What the exercise asks »
Search the listing below for the string "true" and copy every line where it occurs.

** Begin **

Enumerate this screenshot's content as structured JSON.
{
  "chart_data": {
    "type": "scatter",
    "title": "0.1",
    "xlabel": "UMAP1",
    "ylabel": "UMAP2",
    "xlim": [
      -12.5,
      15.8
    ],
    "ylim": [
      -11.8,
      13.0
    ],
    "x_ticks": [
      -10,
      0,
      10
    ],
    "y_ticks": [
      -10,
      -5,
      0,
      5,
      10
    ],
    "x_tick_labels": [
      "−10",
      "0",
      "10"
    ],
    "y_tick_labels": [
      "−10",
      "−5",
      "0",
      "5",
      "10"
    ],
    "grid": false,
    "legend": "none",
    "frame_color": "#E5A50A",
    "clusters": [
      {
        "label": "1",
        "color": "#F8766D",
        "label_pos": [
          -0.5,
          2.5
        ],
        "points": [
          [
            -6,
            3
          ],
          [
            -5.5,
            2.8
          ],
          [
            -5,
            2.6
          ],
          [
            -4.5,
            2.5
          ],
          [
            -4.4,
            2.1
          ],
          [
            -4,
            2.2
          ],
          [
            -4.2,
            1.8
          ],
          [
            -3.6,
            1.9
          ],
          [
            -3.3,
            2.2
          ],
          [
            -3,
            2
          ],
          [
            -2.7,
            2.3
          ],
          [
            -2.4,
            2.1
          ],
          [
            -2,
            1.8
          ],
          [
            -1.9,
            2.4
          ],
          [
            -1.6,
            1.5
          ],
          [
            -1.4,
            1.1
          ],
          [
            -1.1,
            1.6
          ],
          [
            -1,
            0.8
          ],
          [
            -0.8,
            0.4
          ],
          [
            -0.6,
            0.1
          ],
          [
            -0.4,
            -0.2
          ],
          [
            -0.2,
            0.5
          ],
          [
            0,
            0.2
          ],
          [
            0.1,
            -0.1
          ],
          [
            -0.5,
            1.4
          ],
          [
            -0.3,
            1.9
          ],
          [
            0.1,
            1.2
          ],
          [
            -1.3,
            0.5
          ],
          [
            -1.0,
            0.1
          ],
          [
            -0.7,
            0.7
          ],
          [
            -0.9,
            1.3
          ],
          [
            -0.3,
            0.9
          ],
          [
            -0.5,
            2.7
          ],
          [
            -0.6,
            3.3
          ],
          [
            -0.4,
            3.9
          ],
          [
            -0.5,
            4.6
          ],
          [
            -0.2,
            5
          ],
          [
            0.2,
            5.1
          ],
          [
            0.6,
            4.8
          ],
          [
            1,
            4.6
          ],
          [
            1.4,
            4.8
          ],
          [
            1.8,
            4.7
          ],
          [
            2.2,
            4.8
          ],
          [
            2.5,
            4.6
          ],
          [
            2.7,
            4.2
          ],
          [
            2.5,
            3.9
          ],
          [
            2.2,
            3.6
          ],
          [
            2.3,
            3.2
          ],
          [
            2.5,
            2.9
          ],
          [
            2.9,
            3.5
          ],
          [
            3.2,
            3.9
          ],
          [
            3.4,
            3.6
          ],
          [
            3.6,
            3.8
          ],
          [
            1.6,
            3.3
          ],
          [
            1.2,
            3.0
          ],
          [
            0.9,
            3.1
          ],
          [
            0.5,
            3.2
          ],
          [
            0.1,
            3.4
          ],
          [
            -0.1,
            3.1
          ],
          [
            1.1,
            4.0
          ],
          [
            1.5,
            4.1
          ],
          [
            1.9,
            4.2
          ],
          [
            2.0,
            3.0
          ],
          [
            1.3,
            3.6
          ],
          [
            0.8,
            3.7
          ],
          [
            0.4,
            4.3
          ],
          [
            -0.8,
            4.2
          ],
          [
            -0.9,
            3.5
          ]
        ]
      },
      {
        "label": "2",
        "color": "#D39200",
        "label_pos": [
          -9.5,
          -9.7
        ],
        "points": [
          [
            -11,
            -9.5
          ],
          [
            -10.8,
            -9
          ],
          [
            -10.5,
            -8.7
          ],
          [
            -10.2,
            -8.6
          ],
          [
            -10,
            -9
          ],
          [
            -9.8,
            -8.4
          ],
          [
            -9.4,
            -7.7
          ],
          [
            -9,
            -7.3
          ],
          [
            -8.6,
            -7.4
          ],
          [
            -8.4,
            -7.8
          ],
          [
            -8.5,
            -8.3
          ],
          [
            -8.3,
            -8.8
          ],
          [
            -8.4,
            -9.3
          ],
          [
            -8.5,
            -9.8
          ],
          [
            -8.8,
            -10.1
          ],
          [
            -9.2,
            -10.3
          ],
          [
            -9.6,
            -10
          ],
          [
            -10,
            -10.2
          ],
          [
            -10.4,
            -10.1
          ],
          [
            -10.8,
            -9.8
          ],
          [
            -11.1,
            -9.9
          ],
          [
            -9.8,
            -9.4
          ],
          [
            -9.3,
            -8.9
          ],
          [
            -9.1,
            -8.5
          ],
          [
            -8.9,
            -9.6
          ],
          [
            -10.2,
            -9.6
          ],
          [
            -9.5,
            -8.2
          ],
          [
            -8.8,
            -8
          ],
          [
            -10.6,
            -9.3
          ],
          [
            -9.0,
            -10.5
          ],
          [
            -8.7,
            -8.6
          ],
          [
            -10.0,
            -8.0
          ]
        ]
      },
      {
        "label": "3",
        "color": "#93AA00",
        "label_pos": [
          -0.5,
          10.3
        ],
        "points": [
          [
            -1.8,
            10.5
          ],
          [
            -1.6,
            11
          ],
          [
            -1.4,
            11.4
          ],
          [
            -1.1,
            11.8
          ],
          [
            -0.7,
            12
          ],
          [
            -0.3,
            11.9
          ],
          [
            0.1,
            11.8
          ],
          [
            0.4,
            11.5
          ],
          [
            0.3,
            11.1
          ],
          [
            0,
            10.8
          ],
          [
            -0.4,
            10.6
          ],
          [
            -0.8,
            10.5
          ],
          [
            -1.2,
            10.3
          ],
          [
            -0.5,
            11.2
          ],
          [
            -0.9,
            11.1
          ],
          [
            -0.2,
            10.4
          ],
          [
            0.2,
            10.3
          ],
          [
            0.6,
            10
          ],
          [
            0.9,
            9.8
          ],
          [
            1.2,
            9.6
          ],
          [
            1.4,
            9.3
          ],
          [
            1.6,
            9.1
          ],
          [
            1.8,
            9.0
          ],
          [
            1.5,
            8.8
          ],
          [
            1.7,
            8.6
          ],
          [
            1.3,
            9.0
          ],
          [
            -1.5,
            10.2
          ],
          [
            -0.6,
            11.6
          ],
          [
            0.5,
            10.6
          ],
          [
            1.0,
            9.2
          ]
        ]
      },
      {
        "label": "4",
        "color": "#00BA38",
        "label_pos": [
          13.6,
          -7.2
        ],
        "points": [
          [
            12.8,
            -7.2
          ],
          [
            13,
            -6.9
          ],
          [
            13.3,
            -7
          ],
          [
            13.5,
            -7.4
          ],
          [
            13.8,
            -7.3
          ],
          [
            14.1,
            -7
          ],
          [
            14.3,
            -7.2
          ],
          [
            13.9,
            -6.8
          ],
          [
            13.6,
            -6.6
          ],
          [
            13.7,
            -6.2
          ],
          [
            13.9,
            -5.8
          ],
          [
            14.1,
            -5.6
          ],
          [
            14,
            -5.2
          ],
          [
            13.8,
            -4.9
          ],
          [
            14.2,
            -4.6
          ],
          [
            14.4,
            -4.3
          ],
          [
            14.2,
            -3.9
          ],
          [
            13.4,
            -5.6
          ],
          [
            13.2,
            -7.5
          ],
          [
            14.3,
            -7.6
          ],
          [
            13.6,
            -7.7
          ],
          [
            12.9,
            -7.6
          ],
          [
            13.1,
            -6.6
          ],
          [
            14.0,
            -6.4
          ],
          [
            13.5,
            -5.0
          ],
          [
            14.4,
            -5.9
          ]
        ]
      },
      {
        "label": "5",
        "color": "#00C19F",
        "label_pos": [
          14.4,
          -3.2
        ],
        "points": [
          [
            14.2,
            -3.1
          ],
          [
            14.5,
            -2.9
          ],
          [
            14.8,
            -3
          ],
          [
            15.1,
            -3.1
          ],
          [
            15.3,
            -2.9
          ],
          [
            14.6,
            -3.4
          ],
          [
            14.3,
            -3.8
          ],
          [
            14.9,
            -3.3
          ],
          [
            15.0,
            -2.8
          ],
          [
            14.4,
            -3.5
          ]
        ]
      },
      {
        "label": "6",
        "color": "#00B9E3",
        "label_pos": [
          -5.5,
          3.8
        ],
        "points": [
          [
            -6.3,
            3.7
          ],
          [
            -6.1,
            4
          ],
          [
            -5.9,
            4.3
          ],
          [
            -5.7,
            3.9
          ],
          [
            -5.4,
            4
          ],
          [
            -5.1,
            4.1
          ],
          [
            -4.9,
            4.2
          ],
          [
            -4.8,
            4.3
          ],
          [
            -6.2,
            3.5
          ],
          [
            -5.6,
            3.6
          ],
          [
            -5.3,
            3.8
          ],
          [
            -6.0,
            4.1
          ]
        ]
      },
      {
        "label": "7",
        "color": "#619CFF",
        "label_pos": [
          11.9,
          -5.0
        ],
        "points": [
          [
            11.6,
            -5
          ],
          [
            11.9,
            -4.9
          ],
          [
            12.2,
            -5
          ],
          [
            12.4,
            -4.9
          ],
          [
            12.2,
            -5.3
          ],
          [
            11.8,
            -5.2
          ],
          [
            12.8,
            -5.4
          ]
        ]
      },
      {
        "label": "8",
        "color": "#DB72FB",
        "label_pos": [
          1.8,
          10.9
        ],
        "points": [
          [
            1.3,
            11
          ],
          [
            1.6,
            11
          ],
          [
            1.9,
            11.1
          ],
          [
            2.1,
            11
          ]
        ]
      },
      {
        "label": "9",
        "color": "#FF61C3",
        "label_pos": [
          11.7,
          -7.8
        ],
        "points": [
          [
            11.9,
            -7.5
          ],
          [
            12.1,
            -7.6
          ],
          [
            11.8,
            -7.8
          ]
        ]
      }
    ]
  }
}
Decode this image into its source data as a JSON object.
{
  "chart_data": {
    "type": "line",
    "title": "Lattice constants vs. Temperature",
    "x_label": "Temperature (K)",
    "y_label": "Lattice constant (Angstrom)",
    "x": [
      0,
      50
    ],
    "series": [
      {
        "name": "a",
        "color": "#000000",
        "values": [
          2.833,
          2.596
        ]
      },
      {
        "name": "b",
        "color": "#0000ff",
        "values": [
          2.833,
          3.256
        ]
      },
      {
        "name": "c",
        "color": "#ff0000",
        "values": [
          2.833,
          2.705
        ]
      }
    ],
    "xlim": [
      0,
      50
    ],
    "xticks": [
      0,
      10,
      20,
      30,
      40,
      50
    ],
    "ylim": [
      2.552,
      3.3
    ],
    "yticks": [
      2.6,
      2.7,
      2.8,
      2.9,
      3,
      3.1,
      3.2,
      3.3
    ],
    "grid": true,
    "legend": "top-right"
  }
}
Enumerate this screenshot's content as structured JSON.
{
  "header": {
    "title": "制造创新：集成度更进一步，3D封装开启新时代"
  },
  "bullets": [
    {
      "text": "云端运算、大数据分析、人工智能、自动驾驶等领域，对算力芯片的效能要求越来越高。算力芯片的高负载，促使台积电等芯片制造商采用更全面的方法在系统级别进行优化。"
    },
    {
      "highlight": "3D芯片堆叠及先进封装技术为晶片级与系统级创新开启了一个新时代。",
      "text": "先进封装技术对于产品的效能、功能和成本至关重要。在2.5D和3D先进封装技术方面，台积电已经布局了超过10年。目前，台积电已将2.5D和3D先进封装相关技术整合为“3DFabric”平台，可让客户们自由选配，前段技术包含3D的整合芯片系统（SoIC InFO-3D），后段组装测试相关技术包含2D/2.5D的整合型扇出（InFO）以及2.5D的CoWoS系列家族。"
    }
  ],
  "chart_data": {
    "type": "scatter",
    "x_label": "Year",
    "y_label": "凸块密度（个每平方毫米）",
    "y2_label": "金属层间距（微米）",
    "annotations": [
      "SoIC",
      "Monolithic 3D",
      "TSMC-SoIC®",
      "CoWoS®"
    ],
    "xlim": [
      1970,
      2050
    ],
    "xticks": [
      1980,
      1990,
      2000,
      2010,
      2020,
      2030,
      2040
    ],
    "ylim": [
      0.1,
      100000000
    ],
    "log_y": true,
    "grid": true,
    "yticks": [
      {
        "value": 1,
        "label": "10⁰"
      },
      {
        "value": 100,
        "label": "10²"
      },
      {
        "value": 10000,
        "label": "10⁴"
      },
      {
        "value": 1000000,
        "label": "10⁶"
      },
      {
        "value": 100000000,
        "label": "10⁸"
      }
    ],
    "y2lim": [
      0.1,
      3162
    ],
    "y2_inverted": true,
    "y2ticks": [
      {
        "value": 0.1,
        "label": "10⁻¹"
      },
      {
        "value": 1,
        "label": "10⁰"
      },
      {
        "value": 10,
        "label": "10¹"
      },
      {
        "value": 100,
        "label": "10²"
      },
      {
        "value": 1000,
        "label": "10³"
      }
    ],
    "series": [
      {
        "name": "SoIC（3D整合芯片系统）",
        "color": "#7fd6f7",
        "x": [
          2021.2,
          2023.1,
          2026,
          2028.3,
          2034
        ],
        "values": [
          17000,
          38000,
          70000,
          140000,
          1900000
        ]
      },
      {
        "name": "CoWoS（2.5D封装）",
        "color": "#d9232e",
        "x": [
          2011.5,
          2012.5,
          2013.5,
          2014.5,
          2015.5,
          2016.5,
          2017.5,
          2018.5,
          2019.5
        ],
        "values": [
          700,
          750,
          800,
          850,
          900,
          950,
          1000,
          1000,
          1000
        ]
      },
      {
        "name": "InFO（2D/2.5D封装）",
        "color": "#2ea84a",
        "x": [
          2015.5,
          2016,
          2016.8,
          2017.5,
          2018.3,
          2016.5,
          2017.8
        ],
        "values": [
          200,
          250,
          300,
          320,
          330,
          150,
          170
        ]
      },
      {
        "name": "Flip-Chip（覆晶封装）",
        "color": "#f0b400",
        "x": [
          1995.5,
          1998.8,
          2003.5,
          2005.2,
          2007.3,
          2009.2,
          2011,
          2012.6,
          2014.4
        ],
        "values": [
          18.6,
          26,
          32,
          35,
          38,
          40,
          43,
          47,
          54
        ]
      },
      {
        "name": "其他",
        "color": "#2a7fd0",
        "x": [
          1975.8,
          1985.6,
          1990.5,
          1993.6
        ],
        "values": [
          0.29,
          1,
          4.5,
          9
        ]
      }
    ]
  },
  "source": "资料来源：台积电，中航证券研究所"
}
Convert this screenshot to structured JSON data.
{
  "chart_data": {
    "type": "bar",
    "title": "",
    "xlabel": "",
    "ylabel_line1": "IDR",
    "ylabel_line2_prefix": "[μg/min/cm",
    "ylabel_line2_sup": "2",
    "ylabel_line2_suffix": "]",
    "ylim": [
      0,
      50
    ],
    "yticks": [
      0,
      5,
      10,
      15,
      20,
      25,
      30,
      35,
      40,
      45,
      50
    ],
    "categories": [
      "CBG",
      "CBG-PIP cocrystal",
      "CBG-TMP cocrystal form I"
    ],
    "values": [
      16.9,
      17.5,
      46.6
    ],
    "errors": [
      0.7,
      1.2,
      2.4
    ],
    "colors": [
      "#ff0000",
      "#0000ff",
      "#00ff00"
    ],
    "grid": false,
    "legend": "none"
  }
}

** End **

Result »
    "grid": true,
    "log_y": true,
    "grid": true,
    "y2_inverted": true,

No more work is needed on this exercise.